[Entries taken from a collection]
________________________

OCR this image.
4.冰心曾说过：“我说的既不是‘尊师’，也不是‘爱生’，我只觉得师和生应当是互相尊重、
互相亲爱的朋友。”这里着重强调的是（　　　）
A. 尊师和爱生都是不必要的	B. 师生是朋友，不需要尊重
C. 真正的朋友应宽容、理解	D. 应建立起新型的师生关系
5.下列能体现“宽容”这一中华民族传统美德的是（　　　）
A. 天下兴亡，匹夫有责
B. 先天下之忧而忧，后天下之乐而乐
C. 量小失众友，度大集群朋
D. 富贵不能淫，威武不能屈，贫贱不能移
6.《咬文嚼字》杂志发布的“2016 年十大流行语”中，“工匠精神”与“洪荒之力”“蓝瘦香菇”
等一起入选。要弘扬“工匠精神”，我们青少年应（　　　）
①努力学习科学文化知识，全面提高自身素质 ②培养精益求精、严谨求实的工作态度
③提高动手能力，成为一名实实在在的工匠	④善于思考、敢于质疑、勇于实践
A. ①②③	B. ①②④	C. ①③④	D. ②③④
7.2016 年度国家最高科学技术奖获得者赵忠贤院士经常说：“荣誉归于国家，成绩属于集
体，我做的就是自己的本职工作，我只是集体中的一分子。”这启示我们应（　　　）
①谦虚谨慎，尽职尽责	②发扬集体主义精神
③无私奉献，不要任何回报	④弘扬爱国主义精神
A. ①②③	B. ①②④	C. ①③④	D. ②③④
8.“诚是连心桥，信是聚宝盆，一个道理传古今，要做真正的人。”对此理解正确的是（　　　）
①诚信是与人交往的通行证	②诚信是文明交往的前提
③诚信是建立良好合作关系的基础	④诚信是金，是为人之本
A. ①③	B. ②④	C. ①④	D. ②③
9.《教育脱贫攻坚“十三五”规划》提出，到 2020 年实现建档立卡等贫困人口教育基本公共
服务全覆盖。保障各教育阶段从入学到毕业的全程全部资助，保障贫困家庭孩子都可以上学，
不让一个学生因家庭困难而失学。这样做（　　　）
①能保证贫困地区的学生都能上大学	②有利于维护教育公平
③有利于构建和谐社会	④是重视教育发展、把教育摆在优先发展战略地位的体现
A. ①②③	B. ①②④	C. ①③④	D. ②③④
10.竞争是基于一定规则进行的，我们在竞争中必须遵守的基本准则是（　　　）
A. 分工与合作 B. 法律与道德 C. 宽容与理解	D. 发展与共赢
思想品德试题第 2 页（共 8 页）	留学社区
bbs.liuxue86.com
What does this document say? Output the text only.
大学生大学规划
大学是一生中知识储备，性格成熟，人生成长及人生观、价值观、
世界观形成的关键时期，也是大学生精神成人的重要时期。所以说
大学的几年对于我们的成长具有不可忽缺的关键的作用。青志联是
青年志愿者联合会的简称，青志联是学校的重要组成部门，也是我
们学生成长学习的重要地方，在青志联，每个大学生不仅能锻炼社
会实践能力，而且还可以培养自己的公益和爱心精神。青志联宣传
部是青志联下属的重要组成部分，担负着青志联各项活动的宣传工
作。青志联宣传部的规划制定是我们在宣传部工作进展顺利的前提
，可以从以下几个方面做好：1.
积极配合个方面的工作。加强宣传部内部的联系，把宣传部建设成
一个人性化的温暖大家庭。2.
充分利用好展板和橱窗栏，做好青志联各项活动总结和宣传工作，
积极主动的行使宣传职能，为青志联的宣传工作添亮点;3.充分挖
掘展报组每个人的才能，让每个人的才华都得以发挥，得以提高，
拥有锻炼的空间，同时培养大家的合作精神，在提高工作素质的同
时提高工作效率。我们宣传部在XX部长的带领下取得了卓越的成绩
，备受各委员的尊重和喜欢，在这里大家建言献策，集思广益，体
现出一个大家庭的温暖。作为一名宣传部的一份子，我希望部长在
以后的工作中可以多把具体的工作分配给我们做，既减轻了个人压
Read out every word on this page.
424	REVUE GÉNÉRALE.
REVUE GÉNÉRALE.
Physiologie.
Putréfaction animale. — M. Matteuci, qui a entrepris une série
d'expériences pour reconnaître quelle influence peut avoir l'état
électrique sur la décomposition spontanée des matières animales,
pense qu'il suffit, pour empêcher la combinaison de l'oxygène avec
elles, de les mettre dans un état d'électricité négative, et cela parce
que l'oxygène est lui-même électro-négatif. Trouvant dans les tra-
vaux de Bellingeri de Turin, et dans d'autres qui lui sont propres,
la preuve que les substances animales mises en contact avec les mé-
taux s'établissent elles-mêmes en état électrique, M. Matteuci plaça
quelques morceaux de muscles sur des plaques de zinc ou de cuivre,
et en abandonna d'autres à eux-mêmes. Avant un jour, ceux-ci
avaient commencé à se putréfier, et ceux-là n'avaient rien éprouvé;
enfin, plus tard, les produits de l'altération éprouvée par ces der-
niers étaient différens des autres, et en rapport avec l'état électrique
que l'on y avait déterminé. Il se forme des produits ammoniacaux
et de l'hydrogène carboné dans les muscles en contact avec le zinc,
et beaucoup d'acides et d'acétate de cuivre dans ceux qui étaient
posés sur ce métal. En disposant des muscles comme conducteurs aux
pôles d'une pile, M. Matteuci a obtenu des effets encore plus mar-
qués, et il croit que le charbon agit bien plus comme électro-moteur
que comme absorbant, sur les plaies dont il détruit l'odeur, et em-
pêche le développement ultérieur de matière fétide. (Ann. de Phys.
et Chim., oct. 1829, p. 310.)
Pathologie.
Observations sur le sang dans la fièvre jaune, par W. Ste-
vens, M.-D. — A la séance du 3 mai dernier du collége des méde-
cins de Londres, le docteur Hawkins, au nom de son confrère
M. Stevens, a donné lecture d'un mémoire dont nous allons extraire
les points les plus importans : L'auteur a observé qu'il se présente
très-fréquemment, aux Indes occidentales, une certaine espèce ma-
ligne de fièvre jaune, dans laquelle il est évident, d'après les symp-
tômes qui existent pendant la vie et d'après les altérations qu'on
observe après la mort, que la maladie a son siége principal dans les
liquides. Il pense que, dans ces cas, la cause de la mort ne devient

________________________

**Your instructions**
Each line containing the word "dans" counts once; say how many such lines there are, giving only the number.

**The response**
9